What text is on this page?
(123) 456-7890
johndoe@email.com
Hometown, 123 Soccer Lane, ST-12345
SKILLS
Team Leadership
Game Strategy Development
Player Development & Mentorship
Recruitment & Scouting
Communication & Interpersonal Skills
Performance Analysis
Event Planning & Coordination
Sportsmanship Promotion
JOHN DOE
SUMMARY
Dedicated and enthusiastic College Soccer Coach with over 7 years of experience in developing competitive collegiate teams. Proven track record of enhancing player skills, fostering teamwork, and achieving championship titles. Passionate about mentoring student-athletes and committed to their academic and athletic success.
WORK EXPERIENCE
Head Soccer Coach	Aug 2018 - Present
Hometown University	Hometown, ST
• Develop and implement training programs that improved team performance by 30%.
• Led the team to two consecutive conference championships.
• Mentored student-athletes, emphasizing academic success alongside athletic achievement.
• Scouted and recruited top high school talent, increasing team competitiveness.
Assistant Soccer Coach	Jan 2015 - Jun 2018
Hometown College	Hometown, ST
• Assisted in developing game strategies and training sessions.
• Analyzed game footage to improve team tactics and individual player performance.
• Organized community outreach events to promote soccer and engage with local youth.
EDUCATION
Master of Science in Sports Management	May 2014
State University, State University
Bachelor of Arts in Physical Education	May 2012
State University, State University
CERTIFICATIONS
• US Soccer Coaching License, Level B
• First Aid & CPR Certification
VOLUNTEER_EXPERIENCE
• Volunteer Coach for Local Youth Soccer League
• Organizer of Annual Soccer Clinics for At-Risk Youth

^^^^

- [Stated goal]
Output the whole listing above again, word for word.

- [Solution]
What text is on this page?
(123) 456-7890
johndoe@email.com
Hometown, 123 Soccer Lane, ST-12345
SKILLS
Team Leadership
Game Strategy Development
Player Development & Mentorship
Recruitment & Scouting
Communication & Interpersonal Skills
Performance Analysis
Event Planning & Coordination
Sportsmanship Promotion
JOHN DOE
SUMMARY
Dedicated and enthusiastic College Soccer Coach with over 7 years of experience in developing competitive collegiate teams. Proven track record of enhancing player skills, fostering teamwork, and achieving championship titles. Passionate about mentoring student-athletes and committed to their academic and athletic success.
WORK EXPERIENCE
Head Soccer Coach	Aug 2018 - Present
Hometown University	Hometown, ST
• Develop and implement training programs that improved team performance by 30%.
• Led the team to two consecutive conference championships.
• Mentored student-athletes, emphasizing academic success alongside athletic achievement.
• Scouted and recruited top high school talent, increasing team competitiveness.
Assistant Soccer Coach	Jan 2015 - Jun 2018
Hometown College	Hometown, ST
• Assisted in developing game strategies and training sessions.
• Analyzed game footage to improve team tactics and individual player performance.
• Organized community outreach events to promote soccer and engage with local youth.
EDUCATION
Master of Science in Sports Management	May 2014
State University, State University
Bachelor of Arts in Physical Education	May 2012
State University, State University
CERTIFICATIONS
• US Soccer Coaching License, Level B
• First Aid & CPR Certification
VOLUNTEER_EXPERIENCE
• Volunteer Coach for Local Youth Soccer League
• Organizer of Annual Soccer Clinics for At-Risk Youth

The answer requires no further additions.